─── DATA SHOWN ───
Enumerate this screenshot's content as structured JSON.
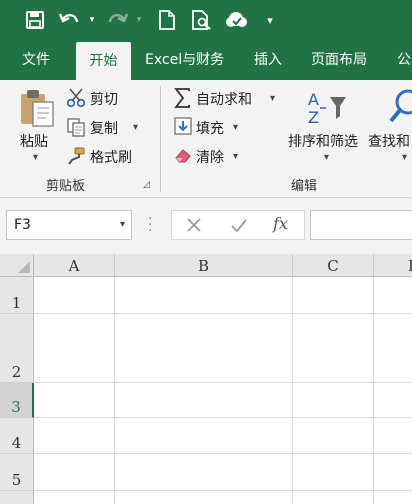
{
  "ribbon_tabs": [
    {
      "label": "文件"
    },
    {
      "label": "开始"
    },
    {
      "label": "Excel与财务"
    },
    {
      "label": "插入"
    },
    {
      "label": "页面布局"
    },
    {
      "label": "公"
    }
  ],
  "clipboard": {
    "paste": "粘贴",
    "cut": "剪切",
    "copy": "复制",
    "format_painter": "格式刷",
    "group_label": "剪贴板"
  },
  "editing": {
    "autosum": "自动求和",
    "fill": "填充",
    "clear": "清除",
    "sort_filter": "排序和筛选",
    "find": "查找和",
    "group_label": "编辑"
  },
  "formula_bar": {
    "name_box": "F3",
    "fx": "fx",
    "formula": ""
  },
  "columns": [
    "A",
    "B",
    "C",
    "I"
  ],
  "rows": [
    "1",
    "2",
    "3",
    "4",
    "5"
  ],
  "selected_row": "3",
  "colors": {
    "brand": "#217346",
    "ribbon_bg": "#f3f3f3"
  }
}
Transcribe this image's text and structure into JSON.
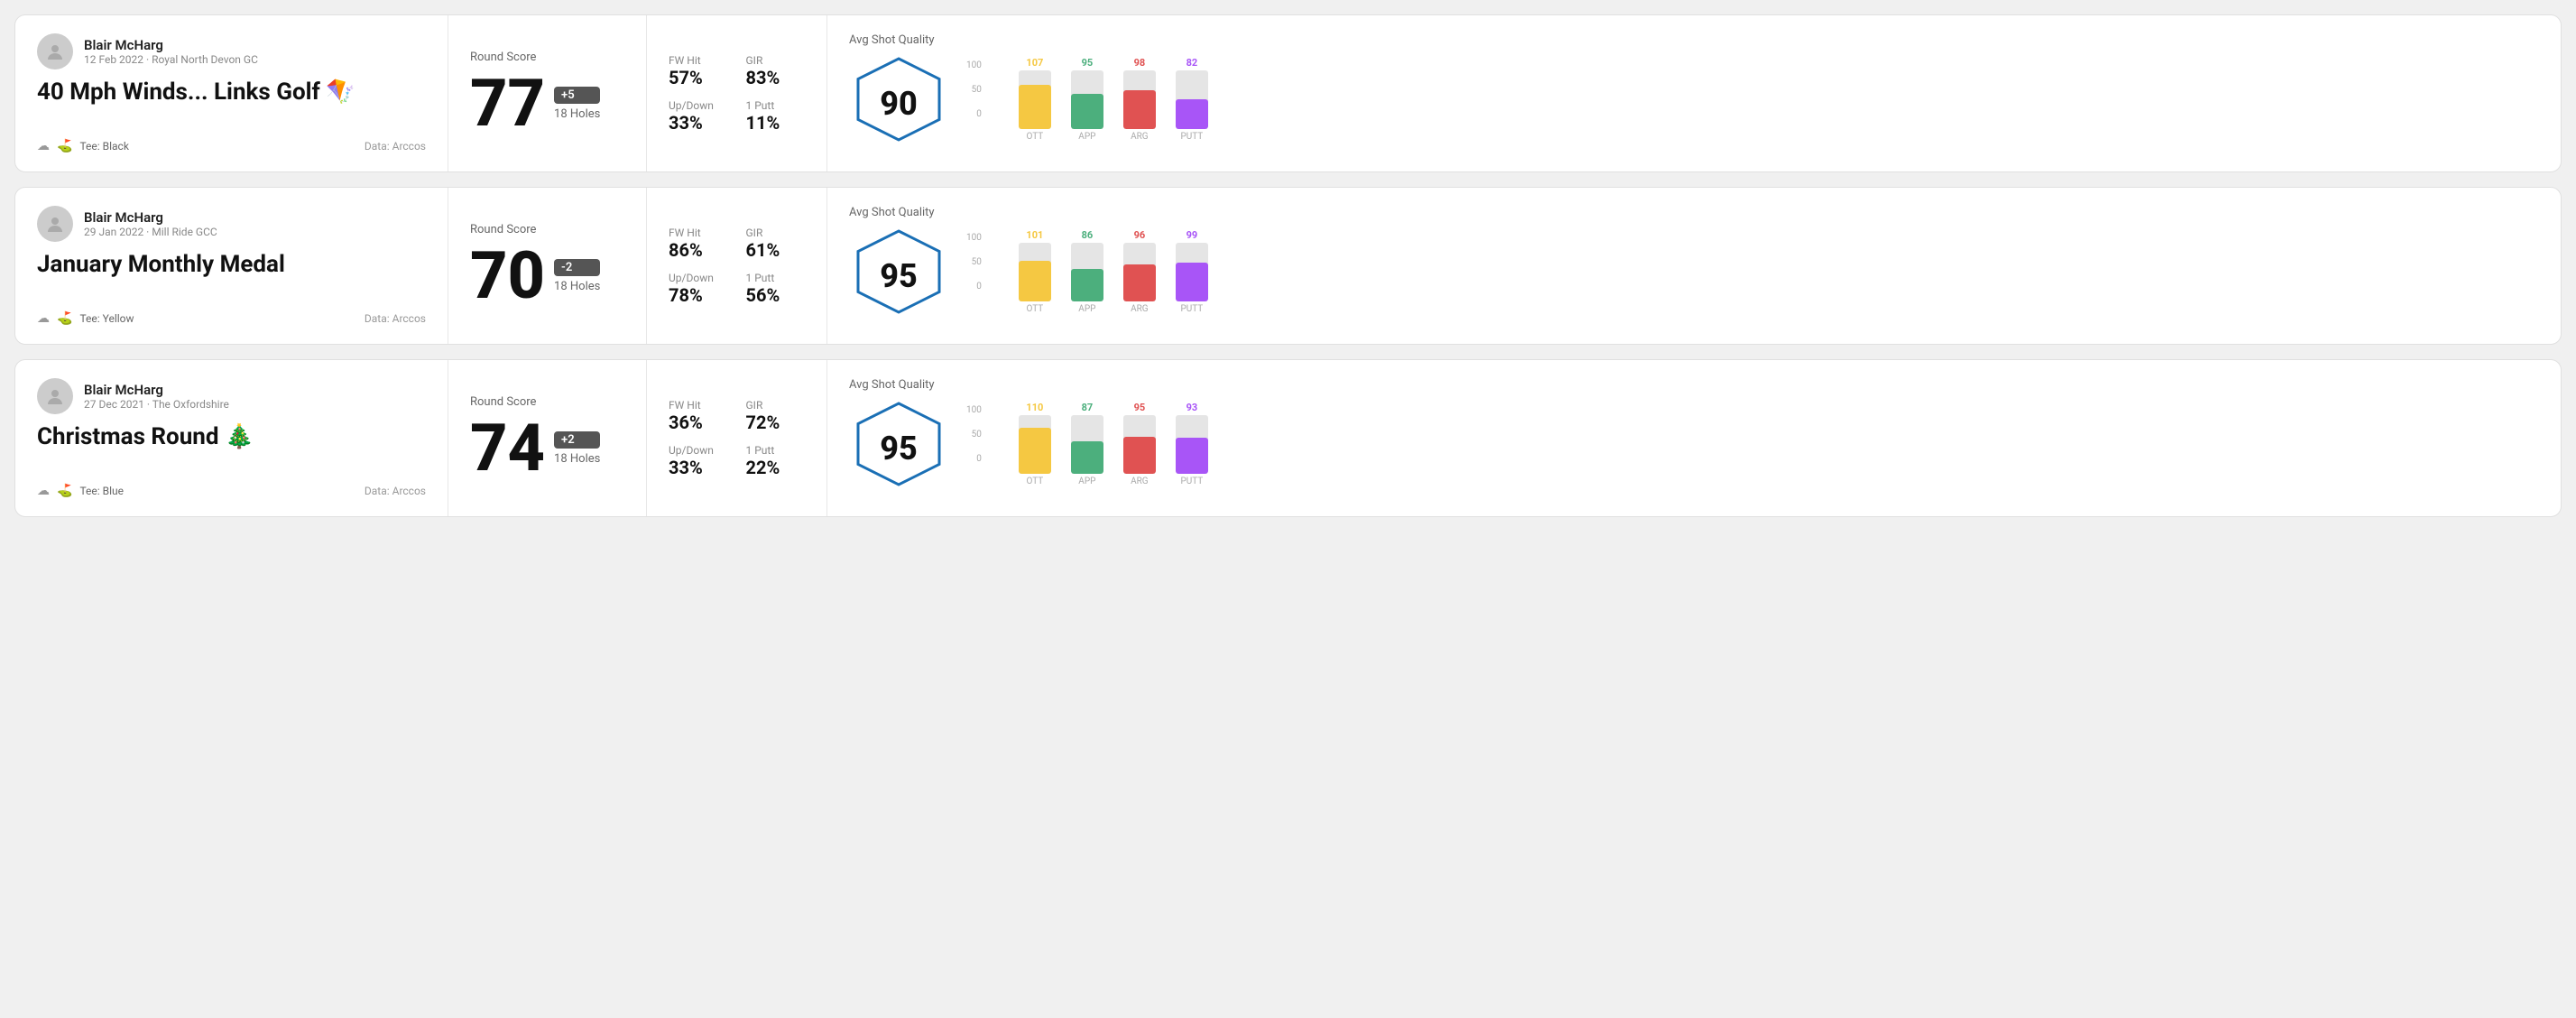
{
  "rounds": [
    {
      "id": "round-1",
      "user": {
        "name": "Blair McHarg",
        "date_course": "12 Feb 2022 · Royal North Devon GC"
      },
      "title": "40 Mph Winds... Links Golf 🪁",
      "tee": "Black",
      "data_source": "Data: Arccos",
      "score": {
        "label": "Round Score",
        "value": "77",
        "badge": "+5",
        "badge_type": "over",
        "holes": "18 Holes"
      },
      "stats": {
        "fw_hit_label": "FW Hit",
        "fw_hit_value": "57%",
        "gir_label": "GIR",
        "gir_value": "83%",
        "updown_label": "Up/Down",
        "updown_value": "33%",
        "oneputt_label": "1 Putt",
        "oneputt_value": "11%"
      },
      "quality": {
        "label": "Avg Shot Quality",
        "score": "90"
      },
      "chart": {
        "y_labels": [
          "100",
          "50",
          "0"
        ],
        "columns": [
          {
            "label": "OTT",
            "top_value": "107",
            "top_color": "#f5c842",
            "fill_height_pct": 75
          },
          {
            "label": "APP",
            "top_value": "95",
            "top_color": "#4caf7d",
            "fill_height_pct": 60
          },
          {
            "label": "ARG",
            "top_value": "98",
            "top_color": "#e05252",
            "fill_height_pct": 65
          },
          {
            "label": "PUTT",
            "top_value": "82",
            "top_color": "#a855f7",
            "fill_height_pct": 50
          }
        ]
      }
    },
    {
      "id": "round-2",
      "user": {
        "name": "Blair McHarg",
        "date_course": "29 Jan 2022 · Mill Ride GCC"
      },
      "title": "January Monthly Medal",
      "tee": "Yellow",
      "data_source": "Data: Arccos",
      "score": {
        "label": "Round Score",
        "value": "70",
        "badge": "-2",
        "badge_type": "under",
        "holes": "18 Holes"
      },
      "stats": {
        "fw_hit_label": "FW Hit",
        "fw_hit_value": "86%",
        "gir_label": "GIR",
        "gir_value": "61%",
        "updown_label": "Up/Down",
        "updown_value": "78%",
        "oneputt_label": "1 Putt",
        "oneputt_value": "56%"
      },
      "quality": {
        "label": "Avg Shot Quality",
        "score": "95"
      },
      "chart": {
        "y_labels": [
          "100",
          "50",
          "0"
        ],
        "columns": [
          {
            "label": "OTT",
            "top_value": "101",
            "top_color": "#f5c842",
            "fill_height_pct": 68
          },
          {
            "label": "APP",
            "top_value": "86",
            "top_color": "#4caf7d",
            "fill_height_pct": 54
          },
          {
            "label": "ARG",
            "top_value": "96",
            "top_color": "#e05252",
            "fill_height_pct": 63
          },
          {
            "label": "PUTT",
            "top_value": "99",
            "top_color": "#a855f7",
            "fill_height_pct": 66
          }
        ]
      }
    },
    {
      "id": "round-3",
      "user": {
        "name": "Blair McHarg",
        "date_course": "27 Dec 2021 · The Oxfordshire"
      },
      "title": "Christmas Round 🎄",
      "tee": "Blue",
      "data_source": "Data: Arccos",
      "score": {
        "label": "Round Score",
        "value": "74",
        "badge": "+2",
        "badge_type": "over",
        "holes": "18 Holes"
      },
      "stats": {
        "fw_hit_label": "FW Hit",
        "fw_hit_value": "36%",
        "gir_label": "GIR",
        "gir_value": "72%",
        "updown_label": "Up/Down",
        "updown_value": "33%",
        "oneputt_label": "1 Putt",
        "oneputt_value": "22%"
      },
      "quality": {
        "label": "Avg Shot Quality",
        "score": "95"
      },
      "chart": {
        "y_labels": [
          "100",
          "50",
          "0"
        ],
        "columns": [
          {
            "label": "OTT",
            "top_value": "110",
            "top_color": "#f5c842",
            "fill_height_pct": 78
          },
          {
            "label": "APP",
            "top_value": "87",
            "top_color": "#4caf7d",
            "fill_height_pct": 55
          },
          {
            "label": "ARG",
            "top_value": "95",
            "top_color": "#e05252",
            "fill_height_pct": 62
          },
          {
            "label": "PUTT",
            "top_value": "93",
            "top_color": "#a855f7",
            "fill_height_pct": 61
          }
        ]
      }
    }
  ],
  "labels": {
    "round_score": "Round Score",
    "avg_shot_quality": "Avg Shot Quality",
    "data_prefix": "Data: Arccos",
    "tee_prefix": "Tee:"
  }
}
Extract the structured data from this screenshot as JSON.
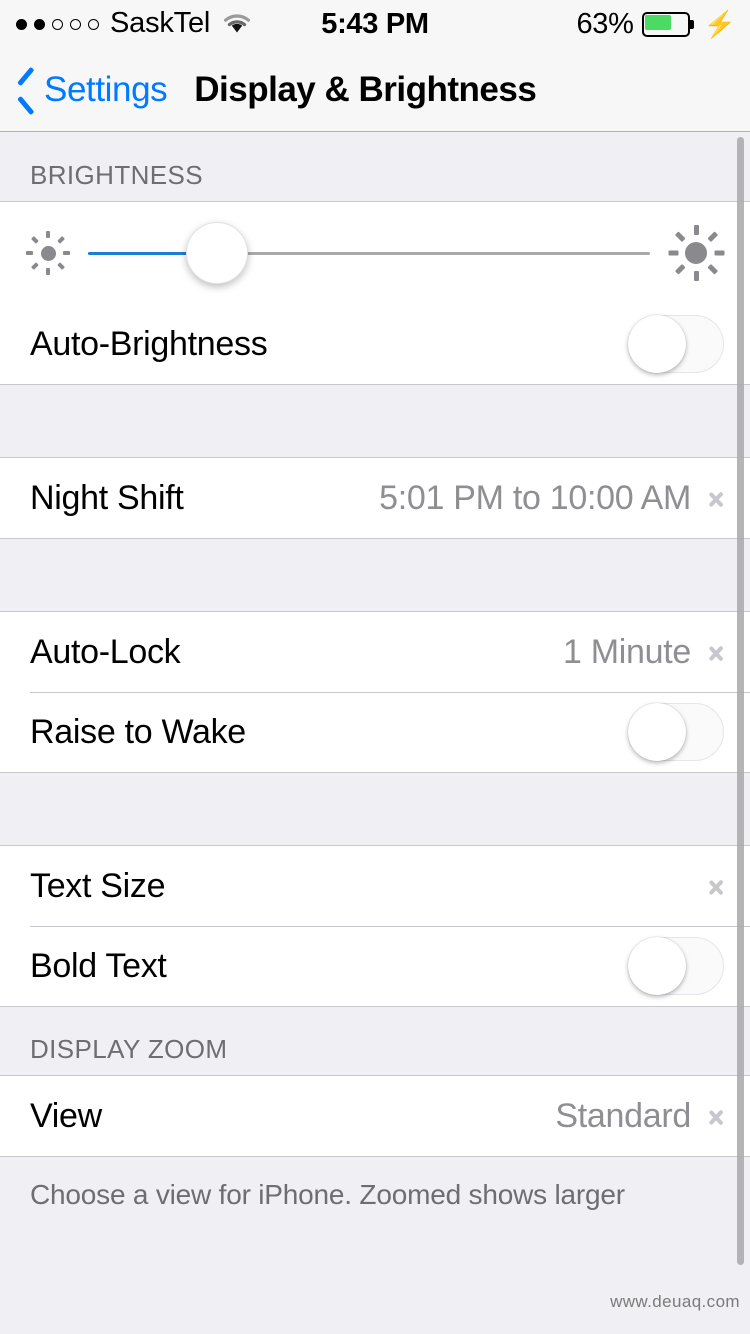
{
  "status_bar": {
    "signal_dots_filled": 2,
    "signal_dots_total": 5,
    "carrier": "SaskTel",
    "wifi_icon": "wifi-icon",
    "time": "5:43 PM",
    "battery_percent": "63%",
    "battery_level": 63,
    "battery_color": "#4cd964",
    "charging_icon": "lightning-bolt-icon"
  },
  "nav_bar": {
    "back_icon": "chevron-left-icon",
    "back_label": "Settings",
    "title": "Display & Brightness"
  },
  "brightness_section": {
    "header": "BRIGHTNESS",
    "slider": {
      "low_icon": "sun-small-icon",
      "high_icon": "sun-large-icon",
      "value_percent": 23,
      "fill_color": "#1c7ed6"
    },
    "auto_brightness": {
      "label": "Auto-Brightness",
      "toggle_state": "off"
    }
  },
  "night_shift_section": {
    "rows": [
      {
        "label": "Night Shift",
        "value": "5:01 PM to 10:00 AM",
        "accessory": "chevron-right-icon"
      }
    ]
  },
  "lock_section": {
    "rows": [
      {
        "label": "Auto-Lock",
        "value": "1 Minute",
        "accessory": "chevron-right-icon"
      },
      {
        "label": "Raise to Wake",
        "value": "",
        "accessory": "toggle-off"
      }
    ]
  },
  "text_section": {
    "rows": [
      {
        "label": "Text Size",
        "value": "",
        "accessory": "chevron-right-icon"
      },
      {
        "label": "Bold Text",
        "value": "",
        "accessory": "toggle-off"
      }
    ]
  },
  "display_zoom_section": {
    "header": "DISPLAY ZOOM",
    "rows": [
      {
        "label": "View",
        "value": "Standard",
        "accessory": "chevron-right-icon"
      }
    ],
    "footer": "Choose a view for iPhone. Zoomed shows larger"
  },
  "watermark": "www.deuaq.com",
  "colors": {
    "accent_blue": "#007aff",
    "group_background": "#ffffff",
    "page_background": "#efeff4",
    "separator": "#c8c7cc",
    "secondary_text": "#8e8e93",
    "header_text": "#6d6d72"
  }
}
───
--- EXERCISE INSTRUCTIONS ---
Quote all the lines above exactly as given. Do not include the pictures.

--- TASK RESULT ---
Enumerate this screenshot's content as structured JSON.
{
  "ribbon_tabs": [
    {
      "label": "文件"
    },
    {
      "label": "开始"
    },
    {
      "label": "Excel与财务"
    },
    {
      "label": "插入"
    },
    {
      "label": "页面布局"
    },
    {
      "label": "公"
    }
  ],
  "clipboard": {
    "paste": "粘贴",
    "cut": "剪切",
    "copy": "复制",
    "format_painter": "格式刷",
    "group_label": "剪贴板"
  },
  "editing": {
    "autosum": "自动求和",
    "fill": "填充",
    "clear": "清除",
    "sort_filter": "排序和筛选",
    "find": "查找和",
    "group_label": "编辑"
  },
  "formula_bar": {
    "name_box": "F3",
    "fx": "fx",
    "formula": ""
  },
  "columns": [
    "A",
    "B",
    "C",
    "I"
  ],
  "rows": [
    "1",
    "2",
    "3",
    "4",
    "5"
  ],
  "selected_row": "3",
  "colors": {
    "brand": "#217346",
    "ribbon_bg": "#f3f3f3"
  }
}
Transcribe this image's text and structure into JSON.
{
  "rounds": [
    {
      "id": "round-1",
      "user": {
        "name": "Blair McHarg",
        "date_course": "12 Feb 2022 · Royal North Devon GC"
      },
      "title": "40 Mph Winds... Links Golf 🪁",
      "tee": "Black",
      "data_source": "Data: Arccos",
      "score": {
        "label": "Round Score",
        "value": "77",
        "badge": "+5",
        "badge_type": "over",
        "holes": "18 Holes"
      },
      "stats": {
        "fw_hit_label": "FW Hit",
        "fw_hit_value": "57%",
        "gir_label": "GIR",
        "gir_value": "83%",
        "updown_label": "Up/Down",
        "updown_value": "33%",
        "oneputt_label": "1 Putt",
        "oneputt_value": "11%"
      },
      "quality": {
        "label": "Avg Shot Quality",
        "score": "90"
      },
      "chart": {
        "y_labels": [
          "100",
          "50",
          "0"
        ],
        "columns": [
          {
            "label": "OTT",
            "top_value": "107",
            "top_color": "#f5c842",
            "fill_height_pct": 75
          },
          {
            "label": "APP",
            "top_value": "95",
            "top_color": "#4caf7d",
            "fill_height_pct": 60
          },
          {
            "label": "ARG",
            "top_value": "98",
            "top_color": "#e05252",
            "fill_height_pct": 65
          },
          {
            "label": "PUTT",
            "top_value": "82",
            "top_color": "#a855f7",
            "fill_height_pct": 50
          }
        ]
      }
    },
    {
      "id": "round-2",
      "user": {
        "name": "Blair McHarg",
        "date_course": "29 Jan 2022 · Mill Ride GCC"
      },
      "title": "January Monthly Medal",
      "tee": "Yellow",
      "data_source": "Data: Arccos",
      "score": {
        "label": "Round Score",
        "value": "70",
        "badge": "-2",
        "badge_type": "under",
        "holes": "18 Holes"
      },
      "stats": {
        "fw_hit_label": "FW Hit",
        "fw_hit_value": "86%",
        "gir_label": "GIR",
        "gir_value": "61%",
        "updown_label": "Up/Down",
        "updown_value": "78%",
        "oneputt_label": "1 Putt",
        "oneputt_value": "56%"
      },
      "quality": {
        "label": "Avg Shot Quality",
        "score": "95"
      },
      "chart": {
        "y_labels": [
          "100",
          "50",
          "0"
        ],
        "columns": [
          {
            "label": "OTT",
            "top_value": "101",
            "top_color": "#f5c842",
            "fill_height_pct": 68
          },
          {
            "label": "APP",
            "top_value": "86",
            "top_color": "#4caf7d",
            "fill_height_pct": 54
          },
          {
            "label": "ARG",
            "top_value": "96",
            "top_color": "#e05252",
            "fill_height_pct": 63
          },
          {
            "label": "PUTT",
            "top_value": "99",
            "top_color": "#a855f7",
            "fill_height_pct": 66
          }
        ]
      }
    },
    {
      "id": "round-3",
      "user": {
        "name": "Blair McHarg",
        "date_course": "27 Dec 2021 · The Oxfordshire"
      },
      "title": "Christmas Round 🎄",
      "tee": "Blue",
      "data_source": "Data: Arccos",
      "score": {
        "label": "Round Score",
        "value": "74",
        "badge": "+2",
        "badge_type": "over",
        "holes": "18 Holes"
      },
      "stats": {
        "fw_hit_label": "FW Hit",
        "fw_hit_value": "36%",
        "gir_label": "GIR",
        "gir_value": "72%",
        "updown_label": "Up/Down",
        "updown_value": "33%",
        "oneputt_label": "1 Putt",
        "oneputt_value": "22%"
      },
      "quality": {
        "label": "Avg Shot Quality",
        "score": "95"
      },
      "chart": {
        "y_labels": [
          "100",
          "50",
          "0"
        ],
        "columns": [
          {
            "label": "OTT",
            "top_value": "110",
            "top_color": "#f5c842",
            "fill_height_pct": 78
          },
          {
            "label": "APP",
            "top_value": "87",
            "top_color": "#4caf7d",
            "fill_height_pct": 55
          },
          {
            "label": "ARG",
            "top_value": "95",
            "top_color": "#e05252",
            "fill_height_pct": 62
          },
          {
            "label": "PUTT",
            "top_value": "93",
            "top_color": "#a855f7",
            "fill_height_pct": 61
          }
        ]
      }
    }
  ],
  "labels": {
    "round_score": "Round Score",
    "avg_shot_quality": "Avg Shot Quality",
    "data_prefix": "Data: Arccos",
    "tee_prefix": "Tee:"
  }
}
Extract the structured data from this screenshot as JSON.
{
  "status_bar": {
    "signal_dots_filled": 2,
    "signal_dots_total": 5,
    "carrier": "SaskTel",
    "wifi_icon": "wifi-icon",
    "time": "5:43 PM",
    "battery_percent": "63%",
    "battery_level": 63,
    "battery_color": "#4cd964",
    "charging_icon": "lightning-bolt-icon"
  },
  "nav_bar": {
    "back_icon": "chevron-left-icon",
    "back_label": "Settings",
    "title": "Display & Brightness"
  },
  "brightness_section": {
    "header": "BRIGHTNESS",
    "slider": {
      "low_icon": "sun-small-icon",
      "high_icon": "sun-large-icon",
      "value_percent": 23,
      "fill_color": "#1c7ed6"
    },
    "auto_brightness": {
      "label": "Auto-Brightness",
      "toggle_state": "off"
    }
  },
  "night_shift_section": {
    "rows": [
      {
        "label": "Night Shift",
        "value": "5:01 PM to 10:00 AM",
        "accessory": "chevron-right-icon"
      }
    ]
  },
  "lock_section": {
    "rows": [
      {
        "label": "Auto-Lock",
        "value": "1 Minute",
        "accessory": "chevron-right-icon"
      },
      {
        "label": "Raise to Wake",
        "value": "",
        "accessory": "toggle-off"
      }
    ]
  },
  "text_section": {
    "rows": [
      {
        "label": "Text Size",
        "value": "",
        "accessory": "chevron-right-icon"
      },
      {
        "label": "Bold Text",
        "value": "",
        "accessory": "toggle-off"
      }
    ]
  },
  "display_zoom_section": {
    "header": "DISPLAY ZOOM",
    "rows": [
      {
        "label": "View",
        "value": "Standard",
        "accessory": "chevron-right-icon"
      }
    ],
    "footer": "Choose a view for iPhone. Zoomed shows larger"
  },
  "watermark": "www.deuaq.com",
  "colors": {
    "accent_blue": "#007aff",
    "group_background": "#ffffff",
    "page_background": "#efeff4",
    "separator": "#c8c7cc",
    "secondary_text": "#8e8e93",
    "header_text": "#6d6d72"
  }
}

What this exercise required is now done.